--- Start of DATASET RECORDS ---
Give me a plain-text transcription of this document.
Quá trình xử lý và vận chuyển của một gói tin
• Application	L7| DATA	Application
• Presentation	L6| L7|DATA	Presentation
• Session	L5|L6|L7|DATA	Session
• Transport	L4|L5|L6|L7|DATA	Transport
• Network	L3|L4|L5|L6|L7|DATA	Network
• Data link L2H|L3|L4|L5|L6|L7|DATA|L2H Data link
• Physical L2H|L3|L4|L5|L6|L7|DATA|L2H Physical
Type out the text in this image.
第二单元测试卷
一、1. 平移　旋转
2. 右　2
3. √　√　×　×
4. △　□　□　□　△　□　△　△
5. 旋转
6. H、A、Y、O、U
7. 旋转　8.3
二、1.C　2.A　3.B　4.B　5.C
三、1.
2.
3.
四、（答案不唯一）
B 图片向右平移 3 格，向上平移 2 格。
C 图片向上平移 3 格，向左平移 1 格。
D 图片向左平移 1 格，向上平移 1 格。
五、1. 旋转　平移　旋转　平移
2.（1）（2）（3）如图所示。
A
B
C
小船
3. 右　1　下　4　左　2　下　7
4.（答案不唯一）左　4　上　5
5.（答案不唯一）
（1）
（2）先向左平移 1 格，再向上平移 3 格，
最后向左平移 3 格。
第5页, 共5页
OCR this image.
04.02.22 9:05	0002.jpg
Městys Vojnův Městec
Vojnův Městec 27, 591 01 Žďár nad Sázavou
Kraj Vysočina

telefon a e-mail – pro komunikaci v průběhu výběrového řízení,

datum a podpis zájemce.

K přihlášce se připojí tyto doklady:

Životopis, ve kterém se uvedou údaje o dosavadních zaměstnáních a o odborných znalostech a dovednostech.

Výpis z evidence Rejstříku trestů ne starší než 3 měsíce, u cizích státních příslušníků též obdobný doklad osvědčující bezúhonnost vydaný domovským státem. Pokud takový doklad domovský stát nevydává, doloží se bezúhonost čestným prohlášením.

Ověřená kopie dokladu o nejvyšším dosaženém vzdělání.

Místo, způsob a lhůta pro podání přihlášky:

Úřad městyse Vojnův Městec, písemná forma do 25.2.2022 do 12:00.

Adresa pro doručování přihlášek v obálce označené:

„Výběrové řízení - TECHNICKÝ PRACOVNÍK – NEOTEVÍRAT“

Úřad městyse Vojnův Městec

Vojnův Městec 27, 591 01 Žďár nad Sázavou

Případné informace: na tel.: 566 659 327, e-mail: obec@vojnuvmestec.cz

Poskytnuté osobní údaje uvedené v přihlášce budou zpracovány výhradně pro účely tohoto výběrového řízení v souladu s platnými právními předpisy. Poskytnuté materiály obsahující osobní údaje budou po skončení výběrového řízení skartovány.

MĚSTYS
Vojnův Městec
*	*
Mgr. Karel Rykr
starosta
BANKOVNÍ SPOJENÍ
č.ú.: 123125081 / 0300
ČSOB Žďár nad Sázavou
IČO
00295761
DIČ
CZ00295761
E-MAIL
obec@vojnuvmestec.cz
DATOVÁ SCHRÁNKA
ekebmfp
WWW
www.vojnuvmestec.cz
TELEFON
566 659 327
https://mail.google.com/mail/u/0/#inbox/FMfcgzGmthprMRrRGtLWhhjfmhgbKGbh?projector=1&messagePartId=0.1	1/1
--- End of DATASET RECORDS ---
## EXERCISE OBJECTIVE:
How many of the listing's lines contain "vojnuvmestec"? Respond with a single number and nothing else.

## TASK RESPONSE:
3